* What you need to do *
Count every line where "this" occurs. Give the total alone.

* Entries *
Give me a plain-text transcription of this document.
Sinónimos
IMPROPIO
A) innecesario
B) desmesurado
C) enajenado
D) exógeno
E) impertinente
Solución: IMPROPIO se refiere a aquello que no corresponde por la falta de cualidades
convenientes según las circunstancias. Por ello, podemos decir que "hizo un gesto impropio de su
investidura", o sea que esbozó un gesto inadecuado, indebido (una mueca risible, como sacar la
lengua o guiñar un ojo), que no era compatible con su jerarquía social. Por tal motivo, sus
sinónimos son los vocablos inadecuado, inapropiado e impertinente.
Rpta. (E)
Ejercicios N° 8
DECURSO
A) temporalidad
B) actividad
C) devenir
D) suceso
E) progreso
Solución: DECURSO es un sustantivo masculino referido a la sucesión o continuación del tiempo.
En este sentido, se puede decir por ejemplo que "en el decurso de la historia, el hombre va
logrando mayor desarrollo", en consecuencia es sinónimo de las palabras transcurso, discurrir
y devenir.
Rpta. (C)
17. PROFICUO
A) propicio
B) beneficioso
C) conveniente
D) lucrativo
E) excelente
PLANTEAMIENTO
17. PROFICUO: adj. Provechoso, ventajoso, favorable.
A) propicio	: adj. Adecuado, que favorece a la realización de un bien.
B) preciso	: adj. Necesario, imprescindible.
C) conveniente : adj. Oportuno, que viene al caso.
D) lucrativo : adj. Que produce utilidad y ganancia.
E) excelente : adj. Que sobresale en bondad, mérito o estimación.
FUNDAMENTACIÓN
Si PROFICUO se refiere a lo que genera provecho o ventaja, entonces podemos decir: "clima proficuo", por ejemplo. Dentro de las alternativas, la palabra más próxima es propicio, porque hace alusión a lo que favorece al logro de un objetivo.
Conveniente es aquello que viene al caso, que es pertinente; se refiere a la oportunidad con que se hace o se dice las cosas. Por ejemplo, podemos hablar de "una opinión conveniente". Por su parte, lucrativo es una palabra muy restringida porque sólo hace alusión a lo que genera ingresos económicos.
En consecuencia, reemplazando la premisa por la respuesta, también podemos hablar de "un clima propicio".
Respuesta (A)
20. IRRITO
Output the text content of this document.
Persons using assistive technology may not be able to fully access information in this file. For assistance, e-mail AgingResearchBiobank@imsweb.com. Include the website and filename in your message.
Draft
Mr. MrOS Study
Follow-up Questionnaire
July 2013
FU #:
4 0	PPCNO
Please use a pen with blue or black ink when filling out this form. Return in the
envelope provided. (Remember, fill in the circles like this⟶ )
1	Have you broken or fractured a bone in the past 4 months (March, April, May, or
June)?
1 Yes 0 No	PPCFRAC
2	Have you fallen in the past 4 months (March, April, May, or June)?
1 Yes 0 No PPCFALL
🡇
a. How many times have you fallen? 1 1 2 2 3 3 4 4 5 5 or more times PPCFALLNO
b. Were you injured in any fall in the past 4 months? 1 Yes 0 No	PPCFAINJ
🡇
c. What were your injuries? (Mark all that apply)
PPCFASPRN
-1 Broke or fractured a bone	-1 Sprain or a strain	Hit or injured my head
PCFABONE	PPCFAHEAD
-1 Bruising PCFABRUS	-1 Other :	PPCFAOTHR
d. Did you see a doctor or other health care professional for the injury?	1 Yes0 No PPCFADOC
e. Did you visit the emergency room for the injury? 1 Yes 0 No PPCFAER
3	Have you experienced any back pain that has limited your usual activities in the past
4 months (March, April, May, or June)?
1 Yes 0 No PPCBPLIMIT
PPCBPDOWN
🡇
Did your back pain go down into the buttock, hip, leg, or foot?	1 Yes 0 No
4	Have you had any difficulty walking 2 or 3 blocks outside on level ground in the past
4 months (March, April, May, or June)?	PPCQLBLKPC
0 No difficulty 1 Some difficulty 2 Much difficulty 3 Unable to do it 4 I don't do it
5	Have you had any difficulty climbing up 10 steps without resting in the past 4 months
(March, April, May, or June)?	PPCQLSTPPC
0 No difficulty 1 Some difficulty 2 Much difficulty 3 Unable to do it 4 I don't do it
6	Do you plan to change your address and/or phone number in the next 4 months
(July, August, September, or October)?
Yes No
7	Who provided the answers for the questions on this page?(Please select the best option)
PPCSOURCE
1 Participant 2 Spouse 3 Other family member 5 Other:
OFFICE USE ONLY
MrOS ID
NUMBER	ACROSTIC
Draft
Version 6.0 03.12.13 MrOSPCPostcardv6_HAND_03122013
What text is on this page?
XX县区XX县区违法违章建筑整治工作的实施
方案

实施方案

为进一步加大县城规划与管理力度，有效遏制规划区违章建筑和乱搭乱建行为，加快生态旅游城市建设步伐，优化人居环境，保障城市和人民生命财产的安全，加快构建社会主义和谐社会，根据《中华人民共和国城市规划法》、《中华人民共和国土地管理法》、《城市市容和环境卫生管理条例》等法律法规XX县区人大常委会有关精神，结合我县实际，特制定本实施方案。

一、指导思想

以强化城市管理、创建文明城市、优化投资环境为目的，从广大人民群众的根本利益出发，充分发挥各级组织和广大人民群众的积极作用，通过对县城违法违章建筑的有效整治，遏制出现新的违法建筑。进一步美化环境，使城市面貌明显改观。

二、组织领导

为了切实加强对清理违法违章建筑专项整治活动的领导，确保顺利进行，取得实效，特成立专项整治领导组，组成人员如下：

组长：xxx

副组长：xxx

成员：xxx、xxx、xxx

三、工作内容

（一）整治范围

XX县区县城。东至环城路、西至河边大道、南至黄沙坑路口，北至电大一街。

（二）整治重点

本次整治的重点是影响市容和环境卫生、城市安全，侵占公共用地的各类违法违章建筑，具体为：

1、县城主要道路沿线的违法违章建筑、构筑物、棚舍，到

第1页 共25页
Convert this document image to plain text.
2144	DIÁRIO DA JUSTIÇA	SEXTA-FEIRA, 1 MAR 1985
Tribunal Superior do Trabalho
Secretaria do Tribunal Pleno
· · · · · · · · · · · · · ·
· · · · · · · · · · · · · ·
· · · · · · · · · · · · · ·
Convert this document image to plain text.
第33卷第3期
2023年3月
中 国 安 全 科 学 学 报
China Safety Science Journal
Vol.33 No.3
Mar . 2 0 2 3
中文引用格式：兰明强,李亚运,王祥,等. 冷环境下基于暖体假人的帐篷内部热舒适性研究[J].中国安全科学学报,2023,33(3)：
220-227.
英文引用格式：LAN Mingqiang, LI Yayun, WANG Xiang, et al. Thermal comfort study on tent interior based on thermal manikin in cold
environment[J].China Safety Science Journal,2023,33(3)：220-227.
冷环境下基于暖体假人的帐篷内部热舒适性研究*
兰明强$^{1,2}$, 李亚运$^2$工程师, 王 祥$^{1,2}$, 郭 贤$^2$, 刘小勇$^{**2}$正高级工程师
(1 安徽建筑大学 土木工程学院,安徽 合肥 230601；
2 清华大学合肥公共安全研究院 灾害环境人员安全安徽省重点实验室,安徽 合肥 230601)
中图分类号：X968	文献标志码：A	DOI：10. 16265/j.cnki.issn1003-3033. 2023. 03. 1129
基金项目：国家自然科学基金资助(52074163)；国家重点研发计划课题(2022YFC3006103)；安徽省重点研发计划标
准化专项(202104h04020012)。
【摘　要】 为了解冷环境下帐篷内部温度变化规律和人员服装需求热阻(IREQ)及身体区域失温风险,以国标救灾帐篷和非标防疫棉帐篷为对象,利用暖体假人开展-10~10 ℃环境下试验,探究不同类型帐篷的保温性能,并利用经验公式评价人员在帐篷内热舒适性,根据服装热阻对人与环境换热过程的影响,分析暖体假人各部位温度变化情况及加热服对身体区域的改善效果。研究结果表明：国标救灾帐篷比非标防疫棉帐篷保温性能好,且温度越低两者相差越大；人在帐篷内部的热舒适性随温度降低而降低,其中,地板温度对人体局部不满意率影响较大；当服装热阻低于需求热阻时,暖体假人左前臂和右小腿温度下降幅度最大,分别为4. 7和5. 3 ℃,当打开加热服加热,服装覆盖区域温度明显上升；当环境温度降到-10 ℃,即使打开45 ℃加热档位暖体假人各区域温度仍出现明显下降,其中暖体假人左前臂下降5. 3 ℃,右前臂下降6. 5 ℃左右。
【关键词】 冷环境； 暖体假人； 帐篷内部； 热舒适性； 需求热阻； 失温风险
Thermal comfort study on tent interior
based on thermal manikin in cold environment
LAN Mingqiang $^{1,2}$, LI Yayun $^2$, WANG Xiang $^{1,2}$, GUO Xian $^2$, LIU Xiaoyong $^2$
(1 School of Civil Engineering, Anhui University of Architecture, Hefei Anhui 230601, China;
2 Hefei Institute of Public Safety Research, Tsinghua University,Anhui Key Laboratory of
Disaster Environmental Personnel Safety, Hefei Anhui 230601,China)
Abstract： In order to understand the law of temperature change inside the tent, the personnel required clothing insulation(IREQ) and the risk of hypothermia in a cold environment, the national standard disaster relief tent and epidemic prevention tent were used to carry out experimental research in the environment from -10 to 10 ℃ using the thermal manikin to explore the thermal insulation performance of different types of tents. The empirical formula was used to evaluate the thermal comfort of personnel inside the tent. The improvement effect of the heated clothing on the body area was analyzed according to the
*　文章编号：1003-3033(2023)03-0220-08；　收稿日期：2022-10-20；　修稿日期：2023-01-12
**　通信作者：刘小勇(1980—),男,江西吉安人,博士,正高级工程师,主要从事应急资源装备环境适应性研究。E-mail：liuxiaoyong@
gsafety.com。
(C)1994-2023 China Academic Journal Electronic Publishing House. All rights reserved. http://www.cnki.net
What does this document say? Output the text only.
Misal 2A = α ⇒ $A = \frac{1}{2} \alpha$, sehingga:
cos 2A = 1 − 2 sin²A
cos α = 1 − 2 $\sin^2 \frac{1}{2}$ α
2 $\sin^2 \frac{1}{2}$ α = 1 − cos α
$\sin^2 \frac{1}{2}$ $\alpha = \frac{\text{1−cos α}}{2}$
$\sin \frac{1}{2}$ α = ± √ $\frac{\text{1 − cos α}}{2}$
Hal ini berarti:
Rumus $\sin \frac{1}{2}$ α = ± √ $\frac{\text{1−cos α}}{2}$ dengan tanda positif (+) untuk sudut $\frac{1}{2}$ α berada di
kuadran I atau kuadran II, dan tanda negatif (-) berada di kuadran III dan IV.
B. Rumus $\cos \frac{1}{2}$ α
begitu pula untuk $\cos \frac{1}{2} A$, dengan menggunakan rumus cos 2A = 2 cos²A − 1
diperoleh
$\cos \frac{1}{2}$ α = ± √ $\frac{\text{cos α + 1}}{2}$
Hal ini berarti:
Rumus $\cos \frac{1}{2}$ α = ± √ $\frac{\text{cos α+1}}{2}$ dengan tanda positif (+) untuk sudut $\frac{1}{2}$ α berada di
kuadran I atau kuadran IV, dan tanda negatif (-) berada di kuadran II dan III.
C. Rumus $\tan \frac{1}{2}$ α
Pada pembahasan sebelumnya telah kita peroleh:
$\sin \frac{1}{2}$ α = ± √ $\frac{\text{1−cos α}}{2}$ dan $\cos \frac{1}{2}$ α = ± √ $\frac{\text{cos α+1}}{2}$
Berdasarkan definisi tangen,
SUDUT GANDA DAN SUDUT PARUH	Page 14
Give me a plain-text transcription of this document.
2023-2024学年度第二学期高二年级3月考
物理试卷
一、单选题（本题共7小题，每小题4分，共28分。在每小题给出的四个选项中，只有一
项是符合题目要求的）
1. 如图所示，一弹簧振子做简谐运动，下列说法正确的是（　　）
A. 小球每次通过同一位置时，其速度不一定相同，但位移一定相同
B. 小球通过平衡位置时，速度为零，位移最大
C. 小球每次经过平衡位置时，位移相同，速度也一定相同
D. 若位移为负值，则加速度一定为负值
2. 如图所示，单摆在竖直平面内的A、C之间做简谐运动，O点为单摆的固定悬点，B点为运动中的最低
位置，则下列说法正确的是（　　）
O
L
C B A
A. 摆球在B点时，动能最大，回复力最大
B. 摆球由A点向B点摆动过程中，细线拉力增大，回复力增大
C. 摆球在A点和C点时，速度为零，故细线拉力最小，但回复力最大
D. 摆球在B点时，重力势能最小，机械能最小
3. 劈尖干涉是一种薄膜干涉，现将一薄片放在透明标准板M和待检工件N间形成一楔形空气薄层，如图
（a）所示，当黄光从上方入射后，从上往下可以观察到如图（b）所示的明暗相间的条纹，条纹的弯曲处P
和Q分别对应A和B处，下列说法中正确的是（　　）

* Answer *
11